# Set task
Give back every line exactly as it appears, pictures excluded.

(Dataset records)
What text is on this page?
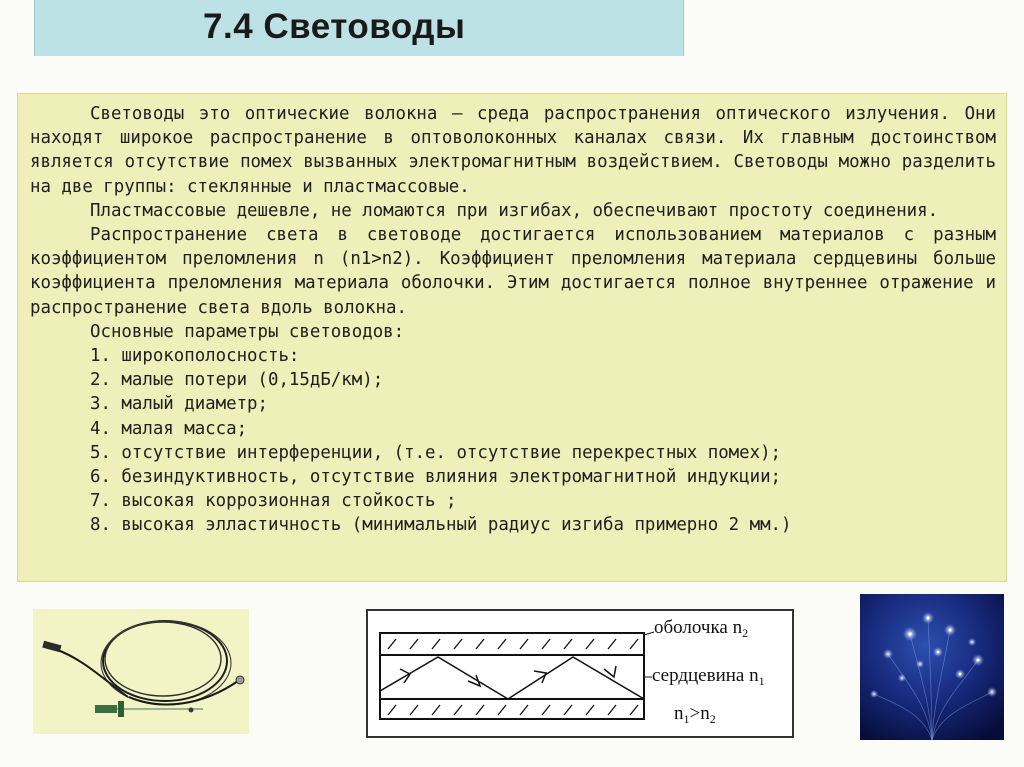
7.4 Световоды

Световоды это оптические волокна – среда распространения оптического излучения. Они находят широкое распространение в оптоволоконных каналах связи. Их главным достоинством является отсутствие помех вызванных электромагнитным воздействием. Световоды можно разделить на две группы: стеклянные и пластмассовые.

Пластмассовые дешевле, не ломаются при изгибах, обеспечивают простоту соединения.

Распространение света в световоде достигается использованием материалов с разным коэффициентом преломления n (n1>n2). Коэффициент преломления материала сердцевины больше коэффициента преломления материала оболочки. Этим достигается полное внутреннее отражение и распространение света вдоль волокна.

Основные параметры световодов:

1. широкополосность:

2. малые потери (0,15дБ/км);

3. малый диаметр;

4. малая масса;

5. отсутствие интерференции, (т.е. отсутствие перекрестных помех);

6. безиндуктивность, отсутствие влияния электромагнитной индукции;

7. высокая коррозионная стойкость ;

8. высокая элластичность (минимальный радиус изгиба примерно 2 мм.)

оболочка $n_2$
сердцевина $n_1$
$n_1>n_2$
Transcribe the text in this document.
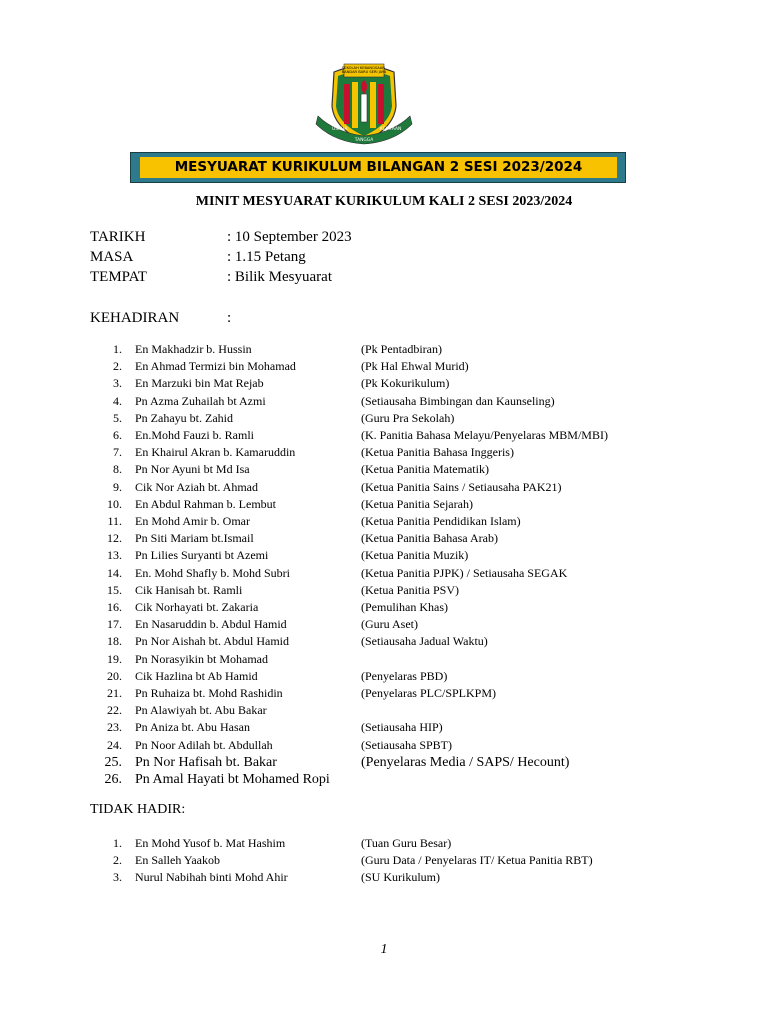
SEKOLAH KEBANGSAAN BANDAR BARU SERI JAYA
USAHA
TANGGA
KEJAYAAN
MESYUARAT KURIKULUM BILANGAN 2 SESI 2023/2024
MINIT MESYUARAT KURIKULUM KALI 2 SESI 2023/2024
TARIKH	: 10 September 2023
MASA	: 1.15 Petang
TEMPAT	: Bilik Mesyuarat
KEHADIRAN	:
1. En Makhadzir b. Hussin	(Pk Pentadbiran)
2. En Ahmad Termizi bin Mohamad	(Pk Hal Ehwal Murid)
3. En Marzuki bin Mat Rejab	(Pk Kokurikulum)
4. Pn Azma Zuhailah bt Azmi	(Setiausaha Bimbingan dan Kaunseling)
5. Pn Zahayu bt. Zahid	(Guru Pra Sekolah)
6. En.Mohd Fauzi b. Ramli	(K. Panitia Bahasa Melayu/Penyelaras MBM/MBI)
7. En Khairul Akran b. Kamaruddin	(Ketua Panitia Bahasa Inggeris)
8. Pn Nor Ayuni bt Md Isa	(Ketua Panitia Matematik)
9. Cik Nor Aziah bt. Ahmad	(Ketua Panitia Sains / Setiausaha PAK21)
10. En Abdul Rahman b. Lembut	(Ketua Panitia Sejarah)
11. En Mohd Amir b. Omar	(Ketua Panitia Pendidikan Islam)
12. Pn Siti Mariam bt.Ismail	(Ketua Panitia Bahasa Arab)
13. Pn Lilies Suryanti bt Azemi	(Ketua Panitia Muzik)
14. En. Mohd Shafly b. Mohd Subri	(Ketua Panitia PJPK) / Setiausaha SEGAK
15. Cik Hanisah bt. Ramli	(Ketua Panitia PSV)
16. Cik Norhayati bt. Zakaria	(Pemulihan Khas)
17. En Nasaruddin b. Abdul Hamid	(Guru Aset)
18. Pn Nor Aishah bt. Abdul Hamid	(Setiausaha Jadual Waktu)
19. Pn Norasyikin bt Mohamad
20. Cik Hazlina bt Ab Hamid	(Penyelaras PBD)
21. Pn Ruhaiza bt. Mohd Rashidin	(Penyelaras PLC/SPLKPM)
22. Pn Alawiyah bt. Abu Bakar
23. Pn Aniza bt. Abu Hasan	(Setiausaha HIP)
24. Pn Noor Adilah bt. Abdullah	(Setiausaha SPBT)
25. Pn Nor Hafisah bt. Bakar	(Penyelaras Media / SAPS/ Hecount)
26. Pn Amal Hayati bt Mohamed Ropi
TIDAK HADIR:
1. En Mohd Yusof b. Mat Hashim	(Tuan Guru Besar)
2. En Salleh Yaakob	(Guru Data / Penyelaras IT/ Ketua Panitia RBT)
3. Nurul Nabihah binti Mohd Ahir	(SU Kurikulum)
1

# Answer for this exercise
What text is on this page?
7.4 Световоды

Световоды это оптические волокна – среда распространения оптического излучения. Они находят широкое распространение в оптоволоконных каналах связи. Их главным достоинством является отсутствие помех вызванных электромагнитным воздействием. Световоды можно разделить на две группы: стеклянные и пластмассовые.

Пластмассовые дешевле, не ломаются при изгибах, обеспечивают простоту соединения.

Распространение света в световоде достигается использованием материалов с разным коэффициентом преломления n (n1>n2). Коэффициент преломления материала сердцевины больше коэффициента преломления материала оболочки. Этим достигается полное внутреннее отражение и распространение света вдоль волокна.

Основные параметры световодов:

1. широкополосность:

2. малые потери (0,15дБ/км);

3. малый диаметр;

4. малая масса;

5. отсутствие интерференции, (т.е. отсутствие перекрестных помех);

6. безиндуктивность, отсутствие влияния электромагнитной индукции;

7. высокая коррозионная стойкость ;

8. высокая элластичность (минимальный радиус изгиба примерно 2 мм.)

оболочка $n_2$
сердцевина $n_1$
$n_1>n_2$
Transcribe the text in this document.
SEKOLAH KEBANGSAAN BANDAR BARU SERI JAYA
USAHA
TANGGA
KEJAYAAN
MESYUARAT KURIKULUM BILANGAN 2 SESI 2023/2024
MINIT MESYUARAT KURIKULUM KALI 2 SESI 2023/2024
TARIKH	: 10 September 2023
MASA	: 1.15 Petang
TEMPAT	: Bilik Mesyuarat
KEHADIRAN	:
1. En Makhadzir b. Hussin	(Pk Pentadbiran)
2. En Ahmad Termizi bin Mohamad	(Pk Hal Ehwal Murid)
3. En Marzuki bin Mat Rejab	(Pk Kokurikulum)
4. Pn Azma Zuhailah bt Azmi	(Setiausaha Bimbingan dan Kaunseling)
5. Pn Zahayu bt. Zahid	(Guru Pra Sekolah)
6. En.Mohd Fauzi b. Ramli	(K. Panitia Bahasa Melayu/Penyelaras MBM/MBI)
7. En Khairul Akran b. Kamaruddin	(Ketua Panitia Bahasa Inggeris)
8. Pn Nor Ayuni bt Md Isa	(Ketua Panitia Matematik)
9. Cik Nor Aziah bt. Ahmad	(Ketua Panitia Sains / Setiausaha PAK21)
10. En Abdul Rahman b. Lembut	(Ketua Panitia Sejarah)
11. En Mohd Amir b. Omar	(Ketua Panitia Pendidikan Islam)
12. Pn Siti Mariam bt.Ismail	(Ketua Panitia Bahasa Arab)
13. Pn Lilies Suryanti bt Azemi	(Ketua Panitia Muzik)
14. En. Mohd Shafly b. Mohd Subri	(Ketua Panitia PJPK) / Setiausaha SEGAK
15. Cik Hanisah bt. Ramli	(Ketua Panitia PSV)
16. Cik Norhayati bt. Zakaria	(Pemulihan Khas)
17. En Nasaruddin b. Abdul Hamid	(Guru Aset)
18. Pn Nor Aishah bt. Abdul Hamid	(Setiausaha Jadual Waktu)
19. Pn Norasyikin bt Mohamad
20. Cik Hazlina bt Ab Hamid	(Penyelaras PBD)
21. Pn Ruhaiza bt. Mohd Rashidin	(Penyelaras PLC/SPLKPM)
22. Pn Alawiyah bt. Abu Bakar
23. Pn Aniza bt. Abu Hasan	(Setiausaha HIP)
24. Pn Noor Adilah bt. Abdullah	(Setiausaha SPBT)
25. Pn Nor Hafisah bt. Bakar	(Penyelaras Media / SAPS/ Hecount)
26. Pn Amal Hayati bt Mohamed Ropi
TIDAK HADIR:
1. En Mohd Yusof b. Mat Hashim	(Tuan Guru Besar)
2. En Salleh Yaakob	(Guru Data / Penyelaras IT/ Ketua Panitia RBT)
3. Nurul Nabihah binti Mohd Ahir	(SU Kurikulum)
1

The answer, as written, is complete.